* Begin EXTRACTED MATERIAL *
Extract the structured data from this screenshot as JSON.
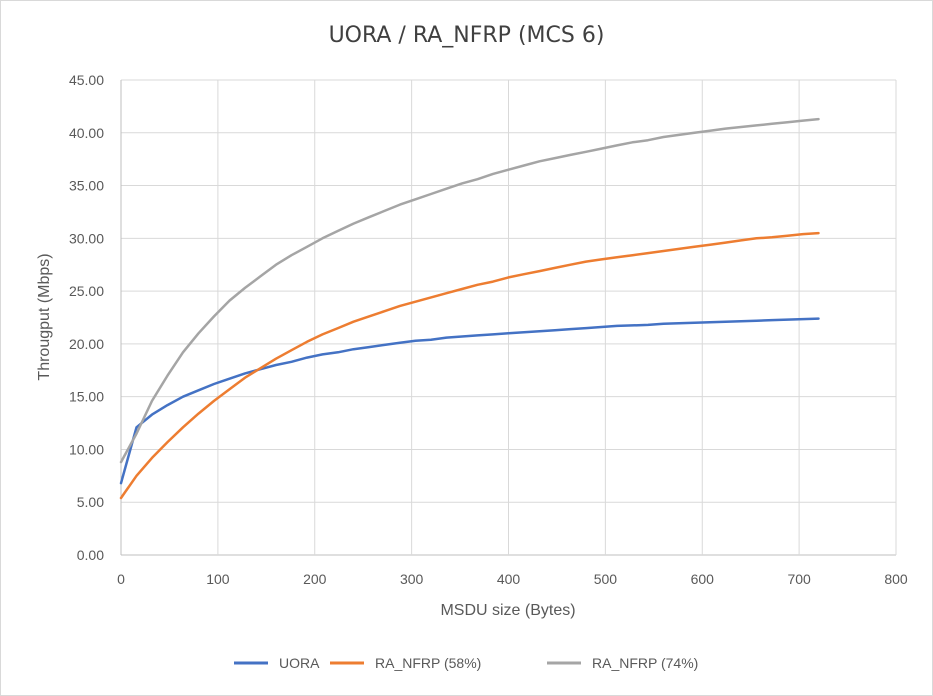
{
  "chart_data": {
    "type": "line",
    "title": "UORA / RA_NFRP (MCS 6)",
    "xlabel": "MSDU size (Bytes)",
    "ylabel": "Througput (Mbps)",
    "xlim": [
      0,
      800
    ],
    "ylim": [
      0,
      45
    ],
    "xticks": [
      "0",
      "100",
      "200",
      "300",
      "400",
      "500",
      "600",
      "700",
      "800"
    ],
    "yticks": [
      "0.00",
      "5.00",
      "10.00",
      "15.00",
      "20.00",
      "25.00",
      "30.00",
      "35.00",
      "40.00",
      "45.00"
    ],
    "grid": "vertical-and-horizontal",
    "legend_position": "bottom",
    "series": [
      {
        "name": "UORA",
        "color": "#4472c4",
        "x": [
          0,
          16,
          32,
          48,
          64,
          80,
          96,
          112,
          128,
          144,
          160,
          176,
          192,
          208,
          224,
          240,
          256,
          272,
          288,
          304,
          320,
          336,
          352,
          368,
          384,
          400,
          416,
          432,
          448,
          464,
          480,
          496,
          512,
          528,
          544,
          560,
          576,
          592,
          608,
          624,
          640,
          656,
          672,
          688,
          704,
          720
        ],
        "y": [
          6.8,
          12.1,
          13.3,
          14.2,
          15.0,
          15.6,
          16.2,
          16.7,
          17.2,
          17.6,
          18.0,
          18.3,
          18.7,
          19.0,
          19.2,
          19.5,
          19.7,
          19.9,
          20.1,
          20.3,
          20.4,
          20.6,
          20.7,
          20.8,
          20.9,
          21.0,
          21.1,
          21.2,
          21.3,
          21.4,
          21.5,
          21.6,
          21.7,
          21.75,
          21.8,
          21.9,
          21.95,
          22.0,
          22.05,
          22.1,
          22.15,
          22.2,
          22.25,
          22.3,
          22.35,
          22.4
        ]
      },
      {
        "name": "RA_NFRP (58%)",
        "color": "#ed7d31",
        "x": [
          0,
          16,
          32,
          48,
          64,
          80,
          96,
          112,
          128,
          144,
          160,
          176,
          192,
          208,
          224,
          240,
          256,
          272,
          288,
          304,
          320,
          336,
          352,
          368,
          384,
          400,
          416,
          432,
          448,
          464,
          480,
          496,
          512,
          528,
          544,
          560,
          576,
          592,
          608,
          624,
          640,
          656,
          672,
          688,
          704,
          720
        ],
        "y": [
          5.4,
          7.5,
          9.2,
          10.7,
          12.1,
          13.4,
          14.6,
          15.7,
          16.8,
          17.7,
          18.6,
          19.4,
          20.2,
          20.9,
          21.5,
          22.1,
          22.6,
          23.1,
          23.6,
          24.0,
          24.4,
          24.8,
          25.2,
          25.6,
          25.9,
          26.3,
          26.6,
          26.9,
          27.2,
          27.5,
          27.8,
          28.0,
          28.2,
          28.4,
          28.6,
          28.8,
          29.0,
          29.2,
          29.4,
          29.6,
          29.8,
          30.0,
          30.1,
          30.25,
          30.4,
          30.5
        ]
      },
      {
        "name": "RA_NFRP (74%)",
        "color": "#a5a5a5",
        "x": [
          0,
          16,
          32,
          48,
          64,
          80,
          96,
          112,
          128,
          144,
          160,
          176,
          192,
          208,
          224,
          240,
          256,
          272,
          288,
          304,
          320,
          336,
          352,
          368,
          384,
          400,
          416,
          432,
          448,
          464,
          480,
          496,
          512,
          528,
          544,
          560,
          576,
          592,
          608,
          624,
          640,
          656,
          672,
          688,
          704,
          720
        ],
        "y": [
          8.8,
          11.5,
          14.6,
          17.0,
          19.2,
          21.0,
          22.6,
          24.1,
          25.3,
          26.4,
          27.5,
          28.4,
          29.2,
          30.0,
          30.7,
          31.4,
          32.0,
          32.6,
          33.2,
          33.7,
          34.2,
          34.7,
          35.2,
          35.6,
          36.1,
          36.5,
          36.9,
          37.3,
          37.6,
          37.9,
          38.2,
          38.5,
          38.8,
          39.1,
          39.3,
          39.6,
          39.8,
          40.0,
          40.2,
          40.4,
          40.55,
          40.7,
          40.85,
          41.0,
          41.15,
          41.3
        ]
      }
    ]
  }
}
* End EXTRACTED MATERIAL *
Omit all pictures while transcribing the entries verbatim.

Extract the structured data from this screenshot as JSON.
{
  "chart_data": {
    "type": "line",
    "title": "UORA / RA_NFRP (MCS 6)",
    "xlabel": "MSDU size (Bytes)",
    "ylabel": "Througput (Mbps)",
    "xlim": [
      0,
      800
    ],
    "ylim": [
      0,
      45
    ],
    "xticks": [
      "0",
      "100",
      "200",
      "300",
      "400",
      "500",
      "600",
      "700",
      "800"
    ],
    "yticks": [
      "0.00",
      "5.00",
      "10.00",
      "15.00",
      "20.00",
      "25.00",
      "30.00",
      "35.00",
      "40.00",
      "45.00"
    ],
    "grid": "vertical-and-horizontal",
    "legend_position": "bottom",
    "series": [
      {
        "name": "UORA",
        "color": "#4472c4",
        "x": [
          0,
          16,
          32,
          48,
          64,
          80,
          96,
          112,
          128,
          144,
          160,
          176,
          192,
          208,
          224,
          240,
          256,
          272,
          288,
          304,
          320,
          336,
          352,
          368,
          384,
          400,
          416,
          432,
          448,
          464,
          480,
          496,
          512,
          528,
          544,
          560,
          576,
          592,
          608,
          624,
          640,
          656,
          672,
          688,
          704,
          720
        ],
        "y": [
          6.8,
          12.1,
          13.3,
          14.2,
          15.0,
          15.6,
          16.2,
          16.7,
          17.2,
          17.6,
          18.0,
          18.3,
          18.7,
          19.0,
          19.2,
          19.5,
          19.7,
          19.9,
          20.1,
          20.3,
          20.4,
          20.6,
          20.7,
          20.8,
          20.9,
          21.0,
          21.1,
          21.2,
          21.3,
          21.4,
          21.5,
          21.6,
          21.7,
          21.75,
          21.8,
          21.9,
          21.95,
          22.0,
          22.05,
          22.1,
          22.15,
          22.2,
          22.25,
          22.3,
          22.35,
          22.4
        ]
      },
      {
        "name": "RA_NFRP (58%)",
        "color": "#ed7d31",
        "x": [
          0,
          16,
          32,
          48,
          64,
          80,
          96,
          112,
          128,
          144,
          160,
          176,
          192,
          208,
          224,
          240,
          256,
          272,
          288,
          304,
          320,
          336,
          352,
          368,
          384,
          400,
          416,
          432,
          448,
          464,
          480,
          496,
          512,
          528,
          544,
          560,
          576,
          592,
          608,
          624,
          640,
          656,
          672,
          688,
          704,
          720
        ],
        "y": [
          5.4,
          7.5,
          9.2,
          10.7,
          12.1,
          13.4,
          14.6,
          15.7,
          16.8,
          17.7,
          18.6,
          19.4,
          20.2,
          20.9,
          21.5,
          22.1,
          22.6,
          23.1,
          23.6,
          24.0,
          24.4,
          24.8,
          25.2,
          25.6,
          25.9,
          26.3,
          26.6,
          26.9,
          27.2,
          27.5,
          27.8,
          28.0,
          28.2,
          28.4,
          28.6,
          28.8,
          29.0,
          29.2,
          29.4,
          29.6,
          29.8,
          30.0,
          30.1,
          30.25,
          30.4,
          30.5
        ]
      },
      {
        "name": "RA_NFRP (74%)",
        "color": "#a5a5a5",
        "x": [
          0,
          16,
          32,
          48,
          64,
          80,
          96,
          112,
          128,
          144,
          160,
          176,
          192,
          208,
          224,
          240,
          256,
          272,
          288,
          304,
          320,
          336,
          352,
          368,
          384,
          400,
          416,
          432,
          448,
          464,
          480,
          496,
          512,
          528,
          544,
          560,
          576,
          592,
          608,
          624,
          640,
          656,
          672,
          688,
          704,
          720
        ],
        "y": [
          8.8,
          11.5,
          14.6,
          17.0,
          19.2,
          21.0,
          22.6,
          24.1,
          25.3,
          26.4,
          27.5,
          28.4,
          29.2,
          30.0,
          30.7,
          31.4,
          32.0,
          32.6,
          33.2,
          33.7,
          34.2,
          34.7,
          35.2,
          35.6,
          36.1,
          36.5,
          36.9,
          37.3,
          37.6,
          37.9,
          38.2,
          38.5,
          38.8,
          39.1,
          39.3,
          39.6,
          39.8,
          40.0,
          40.2,
          40.4,
          40.55,
          40.7,
          40.85,
          41.0,
          41.15,
          41.3
        ]
      }
    ]
  }
}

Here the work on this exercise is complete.